(Lines of data)
-=-=-
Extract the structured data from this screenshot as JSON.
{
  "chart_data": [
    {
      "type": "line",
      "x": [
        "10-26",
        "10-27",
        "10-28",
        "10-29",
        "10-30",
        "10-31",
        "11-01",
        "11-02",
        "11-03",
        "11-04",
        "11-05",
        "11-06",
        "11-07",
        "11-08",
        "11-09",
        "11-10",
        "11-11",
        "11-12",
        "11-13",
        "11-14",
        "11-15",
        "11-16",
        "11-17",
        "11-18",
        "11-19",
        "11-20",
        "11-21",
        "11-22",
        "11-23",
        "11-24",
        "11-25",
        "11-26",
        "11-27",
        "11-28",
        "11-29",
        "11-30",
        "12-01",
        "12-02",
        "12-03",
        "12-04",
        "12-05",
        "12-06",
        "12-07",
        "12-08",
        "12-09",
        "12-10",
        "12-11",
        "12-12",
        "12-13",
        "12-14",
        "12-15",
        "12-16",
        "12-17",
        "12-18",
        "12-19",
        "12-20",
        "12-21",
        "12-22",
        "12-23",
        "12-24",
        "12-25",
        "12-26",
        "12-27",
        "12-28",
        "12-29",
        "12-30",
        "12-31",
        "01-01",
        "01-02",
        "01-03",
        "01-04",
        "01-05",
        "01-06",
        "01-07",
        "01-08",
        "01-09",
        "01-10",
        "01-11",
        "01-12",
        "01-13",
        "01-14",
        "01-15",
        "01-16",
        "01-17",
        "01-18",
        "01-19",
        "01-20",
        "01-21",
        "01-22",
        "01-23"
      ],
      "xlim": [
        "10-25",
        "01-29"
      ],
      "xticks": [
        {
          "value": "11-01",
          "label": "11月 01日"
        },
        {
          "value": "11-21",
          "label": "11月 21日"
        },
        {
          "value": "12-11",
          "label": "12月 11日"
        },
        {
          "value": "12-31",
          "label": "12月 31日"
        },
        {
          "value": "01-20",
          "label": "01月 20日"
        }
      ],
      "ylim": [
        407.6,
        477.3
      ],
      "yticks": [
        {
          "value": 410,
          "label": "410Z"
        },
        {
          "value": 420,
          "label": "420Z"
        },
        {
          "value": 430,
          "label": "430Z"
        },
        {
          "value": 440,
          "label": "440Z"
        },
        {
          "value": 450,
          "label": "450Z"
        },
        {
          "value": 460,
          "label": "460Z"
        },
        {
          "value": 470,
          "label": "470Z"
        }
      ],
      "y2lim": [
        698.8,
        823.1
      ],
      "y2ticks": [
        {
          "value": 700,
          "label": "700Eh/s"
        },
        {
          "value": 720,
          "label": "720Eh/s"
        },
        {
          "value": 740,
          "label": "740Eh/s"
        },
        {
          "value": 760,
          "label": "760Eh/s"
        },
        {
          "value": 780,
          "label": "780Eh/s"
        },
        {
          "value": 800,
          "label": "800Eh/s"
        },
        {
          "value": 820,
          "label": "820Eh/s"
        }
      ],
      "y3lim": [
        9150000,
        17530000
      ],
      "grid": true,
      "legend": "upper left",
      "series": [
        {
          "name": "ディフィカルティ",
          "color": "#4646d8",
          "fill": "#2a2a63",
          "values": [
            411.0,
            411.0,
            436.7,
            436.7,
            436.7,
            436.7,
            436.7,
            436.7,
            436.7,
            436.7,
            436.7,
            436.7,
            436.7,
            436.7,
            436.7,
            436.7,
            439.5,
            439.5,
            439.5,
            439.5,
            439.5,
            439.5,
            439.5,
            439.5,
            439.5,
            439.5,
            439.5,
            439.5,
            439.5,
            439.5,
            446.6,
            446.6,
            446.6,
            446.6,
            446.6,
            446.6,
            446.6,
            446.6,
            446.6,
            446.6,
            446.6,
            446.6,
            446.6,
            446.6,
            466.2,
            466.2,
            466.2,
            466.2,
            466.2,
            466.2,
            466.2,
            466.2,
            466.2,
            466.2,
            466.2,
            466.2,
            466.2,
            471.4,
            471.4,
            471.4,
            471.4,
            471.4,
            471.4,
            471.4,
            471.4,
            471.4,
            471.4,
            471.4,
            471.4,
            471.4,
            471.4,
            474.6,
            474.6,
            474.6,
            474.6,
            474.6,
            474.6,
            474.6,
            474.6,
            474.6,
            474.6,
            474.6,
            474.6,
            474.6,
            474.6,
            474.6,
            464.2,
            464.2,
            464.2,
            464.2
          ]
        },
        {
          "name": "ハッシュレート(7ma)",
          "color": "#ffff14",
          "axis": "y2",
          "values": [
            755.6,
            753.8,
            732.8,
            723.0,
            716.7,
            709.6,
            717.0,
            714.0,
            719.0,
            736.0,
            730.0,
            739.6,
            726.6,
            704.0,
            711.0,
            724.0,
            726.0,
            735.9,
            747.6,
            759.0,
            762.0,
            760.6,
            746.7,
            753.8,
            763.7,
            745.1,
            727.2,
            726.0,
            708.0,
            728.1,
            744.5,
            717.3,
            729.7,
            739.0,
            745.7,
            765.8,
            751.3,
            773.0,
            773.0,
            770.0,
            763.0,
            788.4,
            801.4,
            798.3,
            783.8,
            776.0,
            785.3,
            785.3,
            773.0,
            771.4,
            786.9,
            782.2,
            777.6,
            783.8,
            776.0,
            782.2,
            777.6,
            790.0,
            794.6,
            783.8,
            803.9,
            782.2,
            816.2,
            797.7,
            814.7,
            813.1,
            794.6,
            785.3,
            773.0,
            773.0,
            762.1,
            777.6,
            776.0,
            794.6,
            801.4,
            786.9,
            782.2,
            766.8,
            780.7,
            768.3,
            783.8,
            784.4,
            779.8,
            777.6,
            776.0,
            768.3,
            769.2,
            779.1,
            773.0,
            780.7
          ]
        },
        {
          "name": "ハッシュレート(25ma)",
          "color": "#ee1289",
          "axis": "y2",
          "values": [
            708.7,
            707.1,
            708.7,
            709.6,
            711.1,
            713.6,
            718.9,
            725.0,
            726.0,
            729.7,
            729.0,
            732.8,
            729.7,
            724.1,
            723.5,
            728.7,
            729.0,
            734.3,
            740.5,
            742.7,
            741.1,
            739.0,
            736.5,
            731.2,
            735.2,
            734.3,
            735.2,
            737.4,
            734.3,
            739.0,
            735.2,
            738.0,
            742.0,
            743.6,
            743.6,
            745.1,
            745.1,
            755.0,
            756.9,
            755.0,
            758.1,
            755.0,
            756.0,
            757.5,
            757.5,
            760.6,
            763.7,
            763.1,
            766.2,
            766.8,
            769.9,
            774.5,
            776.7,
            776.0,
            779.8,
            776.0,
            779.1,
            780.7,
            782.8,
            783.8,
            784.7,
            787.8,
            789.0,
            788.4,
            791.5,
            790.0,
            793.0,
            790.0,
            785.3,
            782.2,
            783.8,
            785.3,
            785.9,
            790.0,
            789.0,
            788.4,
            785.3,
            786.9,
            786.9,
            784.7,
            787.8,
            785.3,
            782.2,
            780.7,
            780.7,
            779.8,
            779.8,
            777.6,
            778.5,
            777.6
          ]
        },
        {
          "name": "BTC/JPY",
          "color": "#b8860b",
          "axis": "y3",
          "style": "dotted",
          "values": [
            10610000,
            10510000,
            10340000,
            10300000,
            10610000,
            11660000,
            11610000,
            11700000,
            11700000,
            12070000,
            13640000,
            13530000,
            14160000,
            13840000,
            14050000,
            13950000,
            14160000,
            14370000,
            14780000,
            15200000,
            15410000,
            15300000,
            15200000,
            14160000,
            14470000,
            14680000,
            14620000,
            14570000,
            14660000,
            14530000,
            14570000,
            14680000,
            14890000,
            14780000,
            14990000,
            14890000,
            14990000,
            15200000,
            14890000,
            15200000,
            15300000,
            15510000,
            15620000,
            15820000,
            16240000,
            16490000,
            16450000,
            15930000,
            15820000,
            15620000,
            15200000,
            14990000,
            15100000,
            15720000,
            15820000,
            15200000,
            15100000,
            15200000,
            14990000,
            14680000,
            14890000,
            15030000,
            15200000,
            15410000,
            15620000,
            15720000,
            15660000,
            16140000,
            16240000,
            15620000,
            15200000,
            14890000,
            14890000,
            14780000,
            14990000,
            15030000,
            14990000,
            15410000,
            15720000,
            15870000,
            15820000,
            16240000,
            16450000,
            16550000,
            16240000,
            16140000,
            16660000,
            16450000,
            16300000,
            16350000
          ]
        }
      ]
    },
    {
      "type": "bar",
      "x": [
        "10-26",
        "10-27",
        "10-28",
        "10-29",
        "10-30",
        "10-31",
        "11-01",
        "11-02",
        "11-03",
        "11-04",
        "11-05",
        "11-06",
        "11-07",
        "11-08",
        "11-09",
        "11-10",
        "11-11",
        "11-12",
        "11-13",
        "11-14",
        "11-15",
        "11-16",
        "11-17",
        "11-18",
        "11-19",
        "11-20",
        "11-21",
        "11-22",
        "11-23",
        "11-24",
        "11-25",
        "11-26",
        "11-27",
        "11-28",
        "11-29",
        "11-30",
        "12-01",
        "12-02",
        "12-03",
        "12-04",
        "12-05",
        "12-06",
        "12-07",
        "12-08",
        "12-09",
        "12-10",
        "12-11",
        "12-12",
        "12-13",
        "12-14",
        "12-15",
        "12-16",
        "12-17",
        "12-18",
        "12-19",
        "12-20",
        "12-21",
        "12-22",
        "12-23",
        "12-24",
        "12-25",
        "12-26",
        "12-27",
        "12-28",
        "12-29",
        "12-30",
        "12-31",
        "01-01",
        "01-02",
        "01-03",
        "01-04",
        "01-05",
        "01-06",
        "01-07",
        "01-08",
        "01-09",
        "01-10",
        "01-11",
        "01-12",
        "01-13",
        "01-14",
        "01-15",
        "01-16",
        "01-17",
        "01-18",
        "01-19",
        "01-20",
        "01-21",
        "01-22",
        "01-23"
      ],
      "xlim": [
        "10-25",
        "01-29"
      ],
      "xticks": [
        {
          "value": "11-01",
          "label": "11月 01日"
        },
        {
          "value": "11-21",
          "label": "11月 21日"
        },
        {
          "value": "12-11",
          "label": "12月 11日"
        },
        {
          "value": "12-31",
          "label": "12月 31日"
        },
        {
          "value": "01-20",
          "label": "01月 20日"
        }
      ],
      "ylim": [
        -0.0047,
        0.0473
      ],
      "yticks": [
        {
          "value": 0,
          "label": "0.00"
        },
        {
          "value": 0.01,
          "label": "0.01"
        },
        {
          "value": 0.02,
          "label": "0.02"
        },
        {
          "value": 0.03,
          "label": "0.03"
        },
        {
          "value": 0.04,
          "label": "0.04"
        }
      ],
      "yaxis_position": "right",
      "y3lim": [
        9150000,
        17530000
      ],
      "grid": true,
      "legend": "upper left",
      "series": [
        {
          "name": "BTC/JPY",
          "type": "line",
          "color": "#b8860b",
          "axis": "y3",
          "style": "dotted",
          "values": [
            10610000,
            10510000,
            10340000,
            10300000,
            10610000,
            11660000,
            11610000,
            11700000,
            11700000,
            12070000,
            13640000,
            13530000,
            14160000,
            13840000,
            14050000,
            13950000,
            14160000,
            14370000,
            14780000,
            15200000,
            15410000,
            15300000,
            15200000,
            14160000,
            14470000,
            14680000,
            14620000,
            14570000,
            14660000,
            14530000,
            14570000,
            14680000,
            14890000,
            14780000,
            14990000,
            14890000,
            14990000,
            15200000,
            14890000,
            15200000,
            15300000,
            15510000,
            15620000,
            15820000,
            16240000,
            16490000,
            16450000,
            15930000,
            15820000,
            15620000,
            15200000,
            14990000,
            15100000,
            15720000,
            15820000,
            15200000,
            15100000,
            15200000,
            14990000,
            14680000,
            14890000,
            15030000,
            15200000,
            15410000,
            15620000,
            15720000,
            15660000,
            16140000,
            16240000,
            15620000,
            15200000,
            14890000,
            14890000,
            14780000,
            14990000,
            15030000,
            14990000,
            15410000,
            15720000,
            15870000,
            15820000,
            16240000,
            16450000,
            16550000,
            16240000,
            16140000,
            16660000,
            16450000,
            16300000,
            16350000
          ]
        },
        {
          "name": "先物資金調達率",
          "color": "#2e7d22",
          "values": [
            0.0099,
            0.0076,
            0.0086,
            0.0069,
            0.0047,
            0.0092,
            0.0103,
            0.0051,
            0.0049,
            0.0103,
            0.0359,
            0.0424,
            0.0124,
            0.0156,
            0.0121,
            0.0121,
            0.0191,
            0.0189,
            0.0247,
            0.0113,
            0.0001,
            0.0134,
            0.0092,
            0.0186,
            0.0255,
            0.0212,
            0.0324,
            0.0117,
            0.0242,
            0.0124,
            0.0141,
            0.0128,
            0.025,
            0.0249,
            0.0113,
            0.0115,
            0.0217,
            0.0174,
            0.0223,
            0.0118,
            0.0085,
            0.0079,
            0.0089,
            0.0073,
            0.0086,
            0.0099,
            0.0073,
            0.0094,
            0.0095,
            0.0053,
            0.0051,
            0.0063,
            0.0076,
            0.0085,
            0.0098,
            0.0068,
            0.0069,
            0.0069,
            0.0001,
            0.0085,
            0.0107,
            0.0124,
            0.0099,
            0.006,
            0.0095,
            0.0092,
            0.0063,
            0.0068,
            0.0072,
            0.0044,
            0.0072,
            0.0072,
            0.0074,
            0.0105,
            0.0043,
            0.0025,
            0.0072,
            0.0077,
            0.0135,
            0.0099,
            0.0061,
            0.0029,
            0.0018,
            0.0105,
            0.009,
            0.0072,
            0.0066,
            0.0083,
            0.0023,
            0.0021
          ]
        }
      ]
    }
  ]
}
-=-=-
**Task to complete**
Where a line contains the string "color", extract that line.

**Response for this exercise**
          "color": "#4646d8",
          "color": "#ffff14",
          "color": "#ee1289",
          "color": "#b8860b",
          "color": "#b8860b",
          "color": "#2e7d22",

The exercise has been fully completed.